* REQUIREMENTS
Filter this material down to the lines that hold "detached", copying each one.

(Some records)
[start]

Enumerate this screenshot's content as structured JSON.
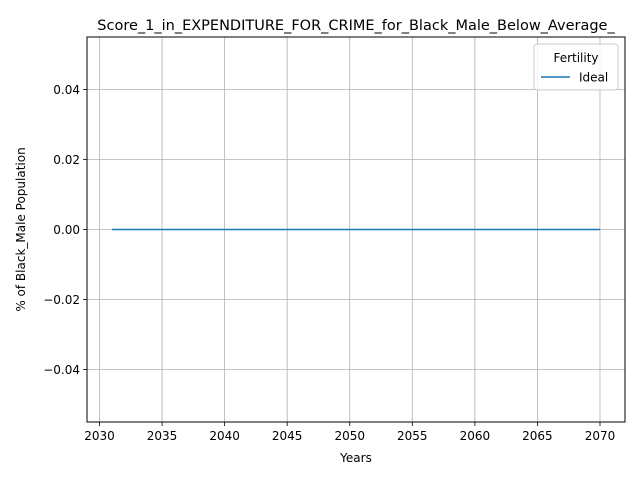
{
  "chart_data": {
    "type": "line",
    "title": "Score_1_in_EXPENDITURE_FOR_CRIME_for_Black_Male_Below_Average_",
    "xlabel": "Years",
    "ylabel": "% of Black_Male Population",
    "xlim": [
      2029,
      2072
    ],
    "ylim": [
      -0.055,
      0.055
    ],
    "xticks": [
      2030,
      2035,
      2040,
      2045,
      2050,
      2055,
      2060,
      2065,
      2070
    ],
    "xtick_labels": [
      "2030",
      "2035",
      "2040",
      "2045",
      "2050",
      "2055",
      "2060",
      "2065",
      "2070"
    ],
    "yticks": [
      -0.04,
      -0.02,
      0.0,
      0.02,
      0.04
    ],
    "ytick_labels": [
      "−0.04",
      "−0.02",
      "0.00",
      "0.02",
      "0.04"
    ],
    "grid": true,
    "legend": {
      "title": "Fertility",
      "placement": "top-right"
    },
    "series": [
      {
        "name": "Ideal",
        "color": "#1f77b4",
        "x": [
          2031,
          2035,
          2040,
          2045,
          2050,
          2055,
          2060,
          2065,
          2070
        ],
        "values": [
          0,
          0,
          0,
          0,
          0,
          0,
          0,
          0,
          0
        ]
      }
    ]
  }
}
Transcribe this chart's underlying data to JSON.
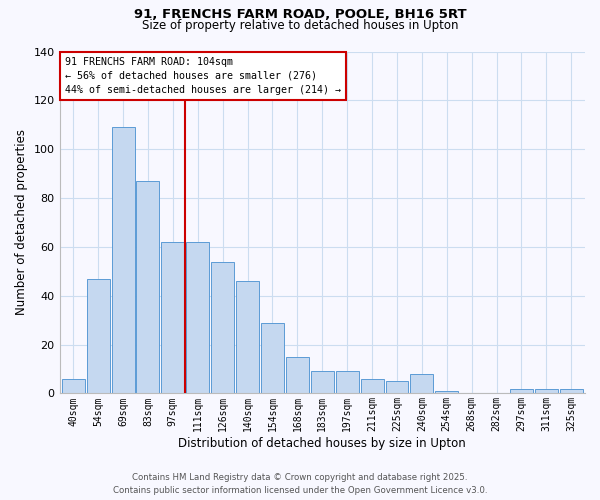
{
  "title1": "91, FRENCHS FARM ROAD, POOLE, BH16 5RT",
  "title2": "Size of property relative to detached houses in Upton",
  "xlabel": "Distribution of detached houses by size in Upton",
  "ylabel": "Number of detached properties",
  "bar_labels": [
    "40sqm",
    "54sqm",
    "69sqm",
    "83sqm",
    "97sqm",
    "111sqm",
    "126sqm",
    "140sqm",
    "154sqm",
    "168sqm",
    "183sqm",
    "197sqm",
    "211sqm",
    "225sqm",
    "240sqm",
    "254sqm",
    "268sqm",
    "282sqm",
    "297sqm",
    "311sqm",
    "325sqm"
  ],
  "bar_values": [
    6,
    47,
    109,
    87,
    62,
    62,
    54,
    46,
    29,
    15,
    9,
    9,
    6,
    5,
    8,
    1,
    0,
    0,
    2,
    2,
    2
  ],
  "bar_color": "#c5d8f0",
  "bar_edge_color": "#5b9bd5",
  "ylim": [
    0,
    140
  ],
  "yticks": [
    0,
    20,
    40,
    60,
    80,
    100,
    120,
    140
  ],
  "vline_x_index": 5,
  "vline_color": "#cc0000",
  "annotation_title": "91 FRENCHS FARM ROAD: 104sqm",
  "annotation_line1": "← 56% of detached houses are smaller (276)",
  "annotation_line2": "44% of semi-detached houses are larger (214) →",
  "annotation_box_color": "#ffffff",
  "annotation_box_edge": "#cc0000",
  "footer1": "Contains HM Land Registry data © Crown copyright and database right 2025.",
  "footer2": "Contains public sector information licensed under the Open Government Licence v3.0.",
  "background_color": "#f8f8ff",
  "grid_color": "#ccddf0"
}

[end]

* ANSWER TO THE PROBLEM
  "title2": "Size of property relative to detached houses in Upton",
  "xlabel": "Distribution of detached houses by size in Upton",
  "ylabel": "Number of detached properties",
  "annotation_line1": "← 56% of detached houses are smaller (276)",
  "annotation_line2": "44% of semi-detached houses are larger (214) →",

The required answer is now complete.